> Task requirements
Copy the lines below as they are; omit the images they contain.

> Given entries
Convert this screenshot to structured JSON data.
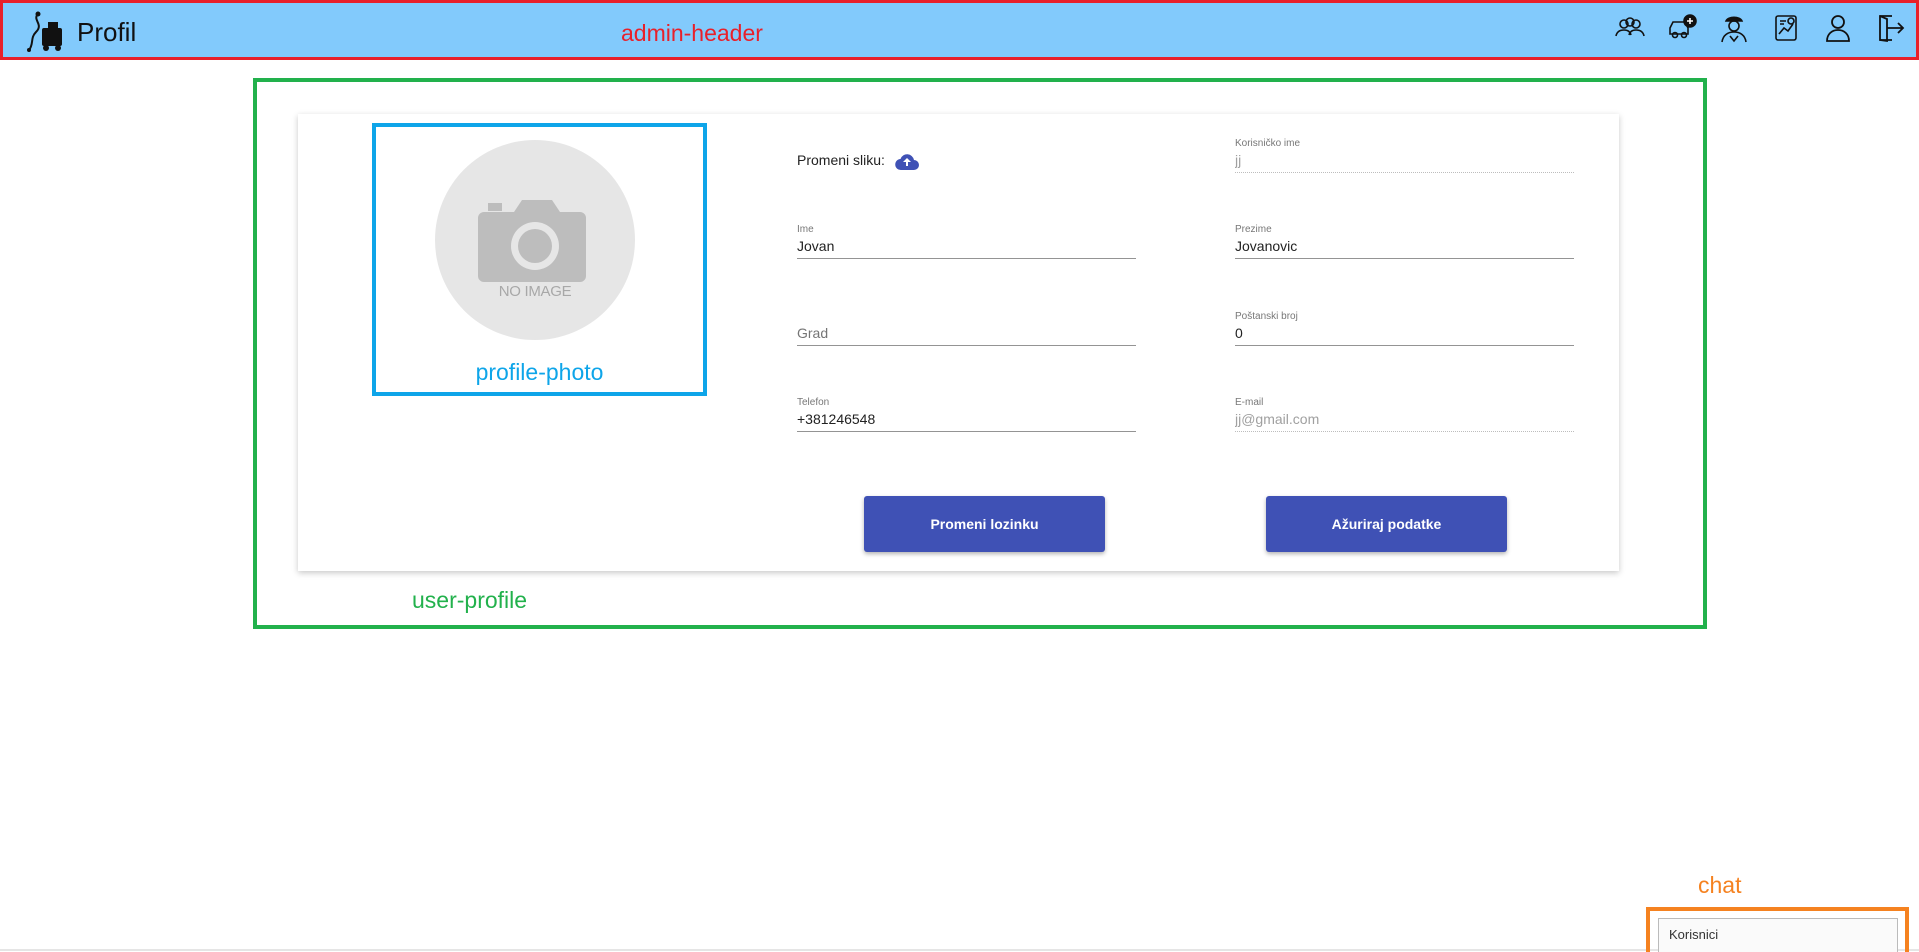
{
  "header": {
    "title": "Profil",
    "overlay_label": "admin-header",
    "icons": [
      "users-group-icon",
      "add-car-icon",
      "driver-icon",
      "report-chart-icon",
      "user-icon",
      "logout-icon"
    ],
    "background_color": "#82cafc"
  },
  "profile": {
    "overlay_label": "user-profile",
    "photo": {
      "overlay_label": "profile-photo",
      "placeholder_text": "NO IMAGE"
    },
    "change_photo_label": "Promeni sliku:",
    "fields": {
      "username": {
        "label": "Korisničko ime",
        "value": "jj"
      },
      "first_name": {
        "label": "Ime",
        "value": "Jovan"
      },
      "last_name": {
        "label": "Prezime",
        "value": "Jovanovic"
      },
      "city": {
        "placeholder": "Grad",
        "value": ""
      },
      "postal_code": {
        "label": "Poštanski broj",
        "value": "0"
      },
      "phone": {
        "label": "Telefon",
        "value": "+381246548"
      },
      "email": {
        "label": "E-mail",
        "value": "jj@gmail.com"
      }
    },
    "buttons": {
      "change_password": "Promeni lozinku",
      "update_data": "Ažuriraj podatke"
    },
    "accent_color": "#3f51b5"
  },
  "chat": {
    "overlay_label": "chat",
    "title": "Korisnici"
  }
}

> Response
Convert this screenshot to structured JSON data.
{
  "header": {
    "title": "Profil",
    "overlay_label": "admin-header",
    "icons": [
      "users-group-icon",
      "add-car-icon",
      "driver-icon",
      "report-chart-icon",
      "user-icon",
      "logout-icon"
    ],
    "background_color": "#82cafc"
  },
  "profile": {
    "overlay_label": "user-profile",
    "photo": {
      "overlay_label": "profile-photo",
      "placeholder_text": "NO IMAGE"
    },
    "change_photo_label": "Promeni sliku:",
    "fields": {
      "username": {
        "label": "Korisničko ime",
        "value": "jj"
      },
      "first_name": {
        "label": "Ime",
        "value": "Jovan"
      },
      "last_name": {
        "label": "Prezime",
        "value": "Jovanovic"
      },
      "city": {
        "placeholder": "Grad",
        "value": ""
      },
      "postal_code": {
        "label": "Poštanski broj",
        "value": "0"
      },
      "phone": {
        "label": "Telefon",
        "value": "+381246548"
      },
      "email": {
        "label": "E-mail",
        "value": "jj@gmail.com"
      }
    },
    "buttons": {
      "change_password": "Promeni lozinku",
      "update_data": "Ažuriraj podatke"
    },
    "accent_color": "#3f51b5"
  },
  "chat": {
    "overlay_label": "chat",
    "title": "Korisnici"
  }
}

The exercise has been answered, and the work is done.